> _Goal of the exercise_
Below are some records; retype all of them exactly.

> _Material for this task_
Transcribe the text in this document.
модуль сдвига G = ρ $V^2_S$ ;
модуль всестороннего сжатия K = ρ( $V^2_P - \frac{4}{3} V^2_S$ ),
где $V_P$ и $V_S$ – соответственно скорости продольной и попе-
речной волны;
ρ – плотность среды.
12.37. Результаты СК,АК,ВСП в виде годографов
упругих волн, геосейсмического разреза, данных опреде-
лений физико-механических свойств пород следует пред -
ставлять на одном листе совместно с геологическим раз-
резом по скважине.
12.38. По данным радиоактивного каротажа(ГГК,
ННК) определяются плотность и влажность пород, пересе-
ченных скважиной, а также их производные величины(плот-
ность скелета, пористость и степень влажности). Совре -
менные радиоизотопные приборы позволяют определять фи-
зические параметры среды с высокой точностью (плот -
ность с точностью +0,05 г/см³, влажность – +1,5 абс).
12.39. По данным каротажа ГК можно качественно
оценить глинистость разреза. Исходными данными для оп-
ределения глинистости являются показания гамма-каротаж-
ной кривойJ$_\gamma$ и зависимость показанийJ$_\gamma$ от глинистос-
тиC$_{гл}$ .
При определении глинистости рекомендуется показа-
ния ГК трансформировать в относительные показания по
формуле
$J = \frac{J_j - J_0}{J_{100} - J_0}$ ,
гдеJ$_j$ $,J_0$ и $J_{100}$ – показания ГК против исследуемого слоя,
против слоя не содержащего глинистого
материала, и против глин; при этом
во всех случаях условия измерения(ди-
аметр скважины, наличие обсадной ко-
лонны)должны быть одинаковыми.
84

> _Written answer_
Transcribe the text in this document.
модуль сдвига G = ρ $V^2_S$ ;
модуль всестороннего сжатия K = ρ( $V^2_P - \frac{4}{3} V^2_S$ ),
где $V_P$ и $V_S$ – соответственно скорости продольной и попе-
речной волны;
ρ – плотность среды.
12.37. Результаты СК,АК,ВСП в виде годографов
упругих волн, геосейсмического разреза, данных опреде-
лений физико-механических свойств пород следует пред -
ставлять на одном листе совместно с геологическим раз-
резом по скважине.
12.38. По данным радиоактивного каротажа(ГГК,
ННК) определяются плотность и влажность пород, пересе-
ченных скважиной, а также их производные величины(плот-
ность скелета, пористость и степень влажности). Совре -
менные радиоизотопные приборы позволяют определять фи-
зические параметры среды с высокой точностью (плот -
ность с точностью +0,05 г/см³, влажность – +1,5 абс).
12.39. По данным каротажа ГК можно качественно
оценить глинистость разреза. Исходными данными для оп-
ределения глинистости являются показания гамма-каротаж-
ной кривойJ$_\gamma$ и зависимость показанийJ$_\gamma$ от глинистос-
тиC$_{гл}$ .
При определении глинистости рекомендуется показа-
ния ГК трансформировать в относительные показания по
формуле
$J = \frac{J_j - J_0}{J_{100} - J_0}$ ,
гдеJ$_j$ $,J_0$ и $J_{100}$ – показания ГК против исследуемого слоя,
против слоя не содержащего глинистого
материала, и против глин; при этом
во всех случаях условия измерения(ди-
аметр скважины, наличие обсадной ко-
лонны)должны быть одинаковыми.
84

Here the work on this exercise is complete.